Exercise prompt: Here are some records; quote them exactly, leaving out the pictures.

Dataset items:
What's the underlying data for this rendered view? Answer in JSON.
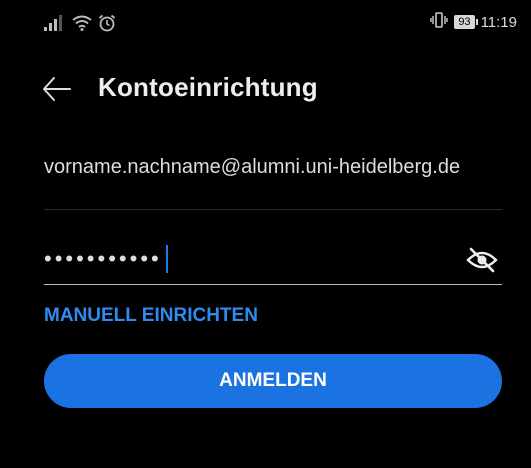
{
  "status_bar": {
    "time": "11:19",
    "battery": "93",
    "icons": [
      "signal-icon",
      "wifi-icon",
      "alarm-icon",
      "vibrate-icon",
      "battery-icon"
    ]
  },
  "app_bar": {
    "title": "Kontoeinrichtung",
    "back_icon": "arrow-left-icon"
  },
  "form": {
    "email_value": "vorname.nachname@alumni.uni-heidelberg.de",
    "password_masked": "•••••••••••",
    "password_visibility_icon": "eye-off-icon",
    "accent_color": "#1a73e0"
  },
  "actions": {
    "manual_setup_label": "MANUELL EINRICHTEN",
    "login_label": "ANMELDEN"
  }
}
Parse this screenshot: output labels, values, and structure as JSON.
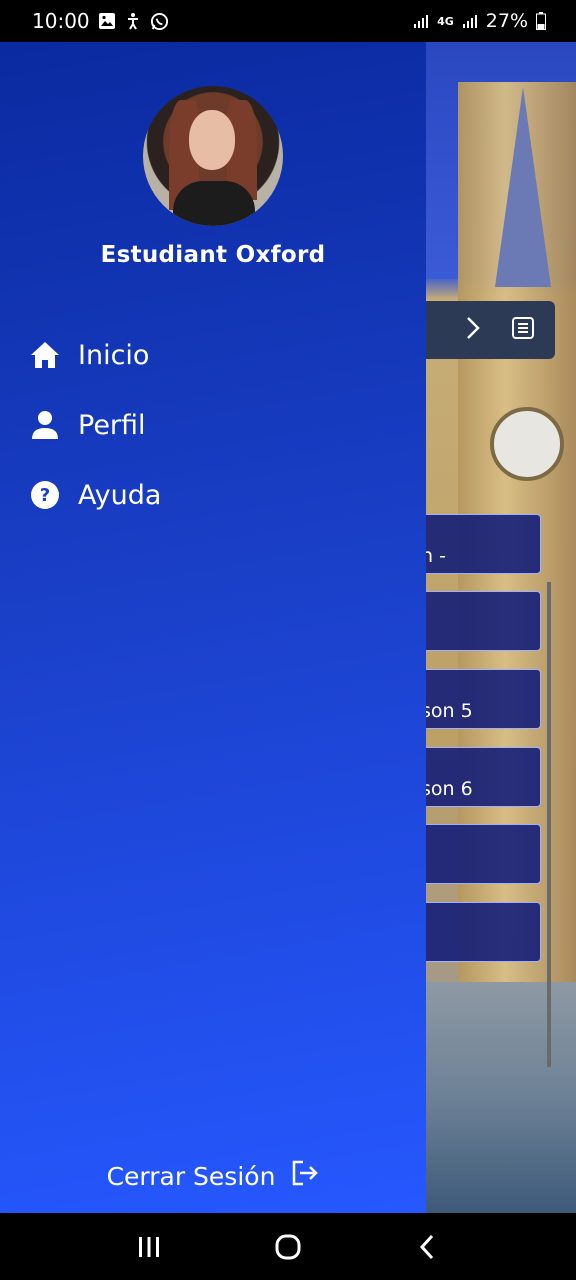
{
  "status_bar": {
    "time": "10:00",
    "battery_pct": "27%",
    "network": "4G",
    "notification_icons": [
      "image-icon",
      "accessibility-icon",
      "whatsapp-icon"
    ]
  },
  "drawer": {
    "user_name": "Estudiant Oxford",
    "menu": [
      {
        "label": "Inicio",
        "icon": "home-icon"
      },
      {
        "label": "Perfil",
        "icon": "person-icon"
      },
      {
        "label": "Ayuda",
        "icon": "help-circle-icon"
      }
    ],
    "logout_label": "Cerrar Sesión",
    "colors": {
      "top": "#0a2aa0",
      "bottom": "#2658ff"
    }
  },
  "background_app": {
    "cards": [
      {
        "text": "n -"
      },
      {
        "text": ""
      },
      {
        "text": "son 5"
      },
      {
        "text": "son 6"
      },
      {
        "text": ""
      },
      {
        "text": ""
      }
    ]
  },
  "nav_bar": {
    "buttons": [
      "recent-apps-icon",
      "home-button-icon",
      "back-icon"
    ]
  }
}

Solved problem:
What's the underlying data for this rendered view? Answer in JSON.
{
  "status_bar": {
    "time": "11:19",
    "battery": "93",
    "icons": [
      "signal-icon",
      "wifi-icon",
      "alarm-icon",
      "vibrate-icon",
      "battery-icon"
    ]
  },
  "app_bar": {
    "title": "Kontoeinrichtung",
    "back_icon": "arrow-left-icon"
  },
  "form": {
    "email_value": "vorname.nachname@alumni.uni-heidelberg.de",
    "password_masked": "•••••••••••",
    "password_visibility_icon": "eye-off-icon",
    "accent_color": "#1a73e0"
  },
  "actions": {
    "manual_setup_label": "MANUELL EINRICHTEN",
    "login_label": "ANMELDEN"
  }
}
Parse this screenshot: output labels, values, and structure as JSON.
{
  "status_bar": {
    "time": "10:00",
    "battery_pct": "27%",
    "network": "4G",
    "notification_icons": [
      "image-icon",
      "accessibility-icon",
      "whatsapp-icon"
    ]
  },
  "drawer": {
    "user_name": "Estudiant Oxford",
    "menu": [
      {
        "label": "Inicio",
        "icon": "home-icon"
      },
      {
        "label": "Perfil",
        "icon": "person-icon"
      },
      {
        "label": "Ayuda",
        "icon": "help-circle-icon"
      }
    ],
    "logout_label": "Cerrar Sesión",
    "colors": {
      "top": "#0a2aa0",
      "bottom": "#2658ff"
    }
  },
  "background_app": {
    "cards": [
      {
        "text": "n -"
      },
      {
        "text": ""
      },
      {
        "text": "son 5"
      },
      {
        "text": "son 6"
      },
      {
        "text": ""
      },
      {
        "text": ""
      }
    ]
  },
  "nav_bar": {
    "buttons": [
      "recent-apps-icon",
      "home-button-icon",
      "back-icon"
    ]
  }
}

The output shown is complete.